• WHAT IS EXPECTED
Will you write out all the entries below exactly?

• EXERCISE DATA
-*-

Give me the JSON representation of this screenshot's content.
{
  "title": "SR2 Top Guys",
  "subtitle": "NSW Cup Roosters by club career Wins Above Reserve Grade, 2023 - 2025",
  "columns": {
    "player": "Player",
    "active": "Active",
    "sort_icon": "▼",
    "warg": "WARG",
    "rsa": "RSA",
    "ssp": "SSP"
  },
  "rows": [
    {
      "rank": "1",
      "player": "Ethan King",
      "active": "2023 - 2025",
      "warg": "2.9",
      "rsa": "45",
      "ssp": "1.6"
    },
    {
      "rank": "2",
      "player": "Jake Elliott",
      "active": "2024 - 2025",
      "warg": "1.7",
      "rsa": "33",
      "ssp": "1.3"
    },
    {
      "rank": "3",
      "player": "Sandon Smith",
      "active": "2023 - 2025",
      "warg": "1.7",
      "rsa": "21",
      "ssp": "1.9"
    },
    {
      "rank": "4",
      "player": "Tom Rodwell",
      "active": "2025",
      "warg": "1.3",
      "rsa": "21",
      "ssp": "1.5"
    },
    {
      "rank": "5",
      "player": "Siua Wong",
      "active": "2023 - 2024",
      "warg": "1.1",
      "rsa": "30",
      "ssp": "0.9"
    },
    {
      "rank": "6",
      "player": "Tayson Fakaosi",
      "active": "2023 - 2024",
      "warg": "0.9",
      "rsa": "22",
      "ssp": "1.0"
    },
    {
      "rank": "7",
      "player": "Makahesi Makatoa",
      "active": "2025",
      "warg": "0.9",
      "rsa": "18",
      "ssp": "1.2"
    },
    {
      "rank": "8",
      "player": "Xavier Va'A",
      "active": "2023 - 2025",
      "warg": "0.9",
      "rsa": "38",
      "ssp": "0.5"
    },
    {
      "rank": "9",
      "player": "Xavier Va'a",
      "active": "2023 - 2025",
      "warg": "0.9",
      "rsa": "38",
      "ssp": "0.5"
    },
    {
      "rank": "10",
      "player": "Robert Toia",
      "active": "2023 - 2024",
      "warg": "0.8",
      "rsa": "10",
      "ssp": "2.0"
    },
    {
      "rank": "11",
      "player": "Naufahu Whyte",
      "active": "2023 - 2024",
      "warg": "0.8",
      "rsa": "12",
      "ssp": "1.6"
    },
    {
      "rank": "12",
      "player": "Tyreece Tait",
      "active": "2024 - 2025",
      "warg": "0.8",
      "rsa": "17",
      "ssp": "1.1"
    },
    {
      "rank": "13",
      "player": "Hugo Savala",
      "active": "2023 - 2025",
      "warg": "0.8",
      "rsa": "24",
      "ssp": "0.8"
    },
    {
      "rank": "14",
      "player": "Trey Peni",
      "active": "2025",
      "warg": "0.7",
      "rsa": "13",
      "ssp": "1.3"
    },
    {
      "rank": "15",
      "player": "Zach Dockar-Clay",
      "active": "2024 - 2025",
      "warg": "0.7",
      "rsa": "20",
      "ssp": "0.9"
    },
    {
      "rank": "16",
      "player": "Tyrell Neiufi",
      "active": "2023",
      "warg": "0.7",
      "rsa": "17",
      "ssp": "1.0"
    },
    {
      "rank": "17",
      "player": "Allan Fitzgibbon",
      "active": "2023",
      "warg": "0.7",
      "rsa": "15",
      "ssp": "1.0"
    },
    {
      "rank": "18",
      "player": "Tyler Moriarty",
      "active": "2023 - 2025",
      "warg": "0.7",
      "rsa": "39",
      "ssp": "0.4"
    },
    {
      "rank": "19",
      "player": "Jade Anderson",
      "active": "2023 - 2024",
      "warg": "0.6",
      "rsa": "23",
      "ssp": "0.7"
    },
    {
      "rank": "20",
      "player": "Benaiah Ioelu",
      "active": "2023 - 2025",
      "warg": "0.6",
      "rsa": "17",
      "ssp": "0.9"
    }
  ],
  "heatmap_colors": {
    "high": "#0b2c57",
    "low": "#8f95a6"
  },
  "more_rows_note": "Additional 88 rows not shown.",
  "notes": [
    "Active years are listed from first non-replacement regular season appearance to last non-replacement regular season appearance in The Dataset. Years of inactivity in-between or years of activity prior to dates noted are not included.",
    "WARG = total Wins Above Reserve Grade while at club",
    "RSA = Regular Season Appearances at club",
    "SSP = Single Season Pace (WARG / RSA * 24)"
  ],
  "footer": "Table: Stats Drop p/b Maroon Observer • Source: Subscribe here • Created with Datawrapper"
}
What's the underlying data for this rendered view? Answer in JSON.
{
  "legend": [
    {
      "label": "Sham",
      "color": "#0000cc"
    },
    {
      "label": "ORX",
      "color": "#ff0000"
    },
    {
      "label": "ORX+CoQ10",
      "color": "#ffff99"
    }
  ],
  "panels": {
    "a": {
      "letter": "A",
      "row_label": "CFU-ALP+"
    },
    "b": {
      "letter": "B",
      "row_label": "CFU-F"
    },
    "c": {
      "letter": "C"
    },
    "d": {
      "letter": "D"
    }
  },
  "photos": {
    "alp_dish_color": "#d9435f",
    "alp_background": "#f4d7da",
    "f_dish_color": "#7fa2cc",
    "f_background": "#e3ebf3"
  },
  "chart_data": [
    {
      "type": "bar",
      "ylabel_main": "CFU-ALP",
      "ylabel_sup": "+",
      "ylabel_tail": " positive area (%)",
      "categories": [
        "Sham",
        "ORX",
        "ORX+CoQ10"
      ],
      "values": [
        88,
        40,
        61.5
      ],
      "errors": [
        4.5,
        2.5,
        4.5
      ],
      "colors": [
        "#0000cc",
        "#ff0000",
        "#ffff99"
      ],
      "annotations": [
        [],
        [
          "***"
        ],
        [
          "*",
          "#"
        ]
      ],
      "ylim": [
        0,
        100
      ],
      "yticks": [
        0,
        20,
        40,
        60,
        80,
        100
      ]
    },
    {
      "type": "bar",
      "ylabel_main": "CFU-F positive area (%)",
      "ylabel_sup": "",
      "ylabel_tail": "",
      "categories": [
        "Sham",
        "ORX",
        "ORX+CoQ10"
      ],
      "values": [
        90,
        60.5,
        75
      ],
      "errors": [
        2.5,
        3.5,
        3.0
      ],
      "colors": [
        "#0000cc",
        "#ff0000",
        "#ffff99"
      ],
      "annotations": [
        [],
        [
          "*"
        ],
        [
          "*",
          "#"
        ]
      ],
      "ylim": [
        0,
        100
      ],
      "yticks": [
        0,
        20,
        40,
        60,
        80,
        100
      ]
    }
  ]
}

-*-

• WRITTEN REPLY
Give me the JSON representation of this screenshot's content.
{
  "title": "SR2 Top Guys",
  "subtitle": "NSW Cup Roosters by club career Wins Above Reserve Grade, 2023 - 2025",
  "columns": {
    "player": "Player",
    "active": "Active",
    "sort_icon": "▼",
    "warg": "WARG",
    "rsa": "RSA",
    "ssp": "SSP"
  },
  "rows": [
    {
      "rank": "1",
      "player": "Ethan King",
      "active": "2023 - 2025",
      "warg": "2.9",
      "rsa": "45",
      "ssp": "1.6"
    },
    {
      "rank": "2",
      "player": "Jake Elliott",
      "active": "2024 - 2025",
      "warg": "1.7",
      "rsa": "33",
      "ssp": "1.3"
    },
    {
      "rank": "3",
      "player": "Sandon Smith",
      "active": "2023 - 2025",
      "warg": "1.7",
      "rsa": "21",
      "ssp": "1.9"
    },
    {
      "rank": "4",
      "player": "Tom Rodwell",
      "active": "2025",
      "warg": "1.3",
      "rsa": "21",
      "ssp": "1.5"
    },
    {
      "rank": "5",
      "player": "Siua Wong",
      "active": "2023 - 2024",
      "warg": "1.1",
      "rsa": "30",
      "ssp": "0.9"
    },
    {
      "rank": "6",
      "player": "Tayson Fakaosi",
      "active": "2023 - 2024",
      "warg": "0.9",
      "rsa": "22",
      "ssp": "1.0"
    },
    {
      "rank": "7",
      "player": "Makahesi Makatoa",
      "active": "2025",
      "warg": "0.9",
      "rsa": "18",
      "ssp": "1.2"
    },
    {
      "rank": "8",
      "player": "Xavier Va'A",
      "active": "2023 - 2025",
      "warg": "0.9",
      "rsa": "38",
      "ssp": "0.5"
    },
    {
      "rank": "9",
      "player": "Xavier Va'a",
      "active": "2023 - 2025",
      "warg": "0.9",
      "rsa": "38",
      "ssp": "0.5"
    },
    {
      "rank": "10",
      "player": "Robert Toia",
      "active": "2023 - 2024",
      "warg": "0.8",
      "rsa": "10",
      "ssp": "2.0"
    },
    {
      "rank": "11",
      "player": "Naufahu Whyte",
      "active": "2023 - 2024",
      "warg": "0.8",
      "rsa": "12",
      "ssp": "1.6"
    },
    {
      "rank": "12",
      "player": "Tyreece Tait",
      "active": "2024 - 2025",
      "warg": "0.8",
      "rsa": "17",
      "ssp": "1.1"
    },
    {
      "rank": "13",
      "player": "Hugo Savala",
      "active": "2023 - 2025",
      "warg": "0.8",
      "rsa": "24",
      "ssp": "0.8"
    },
    {
      "rank": "14",
      "player": "Trey Peni",
      "active": "2025",
      "warg": "0.7",
      "rsa": "13",
      "ssp": "1.3"
    },
    {
      "rank": "15",
      "player": "Zach Dockar-Clay",
      "active": "2024 - 2025",
      "warg": "0.7",
      "rsa": "20",
      "ssp": "0.9"
    },
    {
      "rank": "16",
      "player": "Tyrell Neiufi",
      "active": "2023",
      "warg": "0.7",
      "rsa": "17",
      "ssp": "1.0"
    },
    {
      "rank": "17",
      "player": "Allan Fitzgibbon",
      "active": "2023",
      "warg": "0.7",
      "rsa": "15",
      "ssp": "1.0"
    },
    {
      "rank": "18",
      "player": "Tyler Moriarty",
      "active": "2023 - 2025",
      "warg": "0.7",
      "rsa": "39",
      "ssp": "0.4"
    },
    {
      "rank": "19",
      "player": "Jade Anderson",
      "active": "2023 - 2024",
      "warg": "0.6",
      "rsa": "23",
      "ssp": "0.7"
    },
    {
      "rank": "20",
      "player": "Benaiah Ioelu",
      "active": "2023 - 2025",
      "warg": "0.6",
      "rsa": "17",
      "ssp": "0.9"
    }
  ],
  "heatmap_colors": {
    "high": "#0b2c57",
    "low": "#8f95a6"
  },
  "more_rows_note": "Additional 88 rows not shown.",
  "notes": [
    "Active years are listed from first non-replacement regular season appearance to last non-replacement regular season appearance in The Dataset. Years of inactivity in-between or years of activity prior to dates noted are not included.",
    "WARG = total Wins Above Reserve Grade while at club",
    "RSA = Regular Season Appearances at club",
    "SSP = Single Season Pace (WARG / RSA * 24)"
  ],
  "footer": "Table: Stats Drop p/b Maroon Observer • Source: Subscribe here • Created with Datawrapper"
}
What's the underlying data for this rendered view? Answer in JSON.
{
  "legend": [
    {
      "label": "Sham",
      "color": "#0000cc"
    },
    {
      "label": "ORX",
      "color": "#ff0000"
    },
    {
      "label": "ORX+CoQ10",
      "color": "#ffff99"
    }
  ],
  "panels": {
    "a": {
      "letter": "A",
      "row_label": "CFU-ALP+"
    },
    "b": {
      "letter": "B",
      "row_label": "CFU-F"
    },
    "c": {
      "letter": "C"
    },
    "d": {
      "letter": "D"
    }
  },
  "photos": {
    "alp_dish_color": "#d9435f",
    "alp_background": "#f4d7da",
    "f_dish_color": "#7fa2cc",
    "f_background": "#e3ebf3"
  },
  "chart_data": [
    {
      "type": "bar",
      "ylabel_main": "CFU-ALP",
      "ylabel_sup": "+",
      "ylabel_tail": " positive area (%)",
      "categories": [
        "Sham",
        "ORX",
        "ORX+CoQ10"
      ],
      "values": [
        88,
        40,
        61.5
      ],
      "errors": [
        4.5,
        2.5,
        4.5
      ],
      "colors": [
        "#0000cc",
        "#ff0000",
        "#ffff99"
      ],
      "annotations": [
        [],
        [
          "***"
        ],
        [
          "*",
          "#"
        ]
      ],
      "ylim": [
        0,
        100
      ],
      "yticks": [
        0,
        20,
        40,
        60,
        80,
        100
      ]
    },
    {
      "type": "bar",
      "ylabel_main": "CFU-F positive area (%)",
      "ylabel_sup": "",
      "ylabel_tail": "",
      "categories": [
        "Sham",
        "ORX",
        "ORX+CoQ10"
      ],
      "values": [
        90,
        60.5,
        75
      ],
      "errors": [
        2.5,
        3.5,
        3.0
      ],
      "colors": [
        "#0000cc",
        "#ff0000",
        "#ffff99"
      ],
      "annotations": [
        [],
        [
          "*"
        ],
        [
          "*",
          "#"
        ]
      ],
      "ylim": [
        0,
        100
      ],
      "yticks": [
        0,
        20,
        40,
        60,
        80,
        100
      ]
    }
  ]
}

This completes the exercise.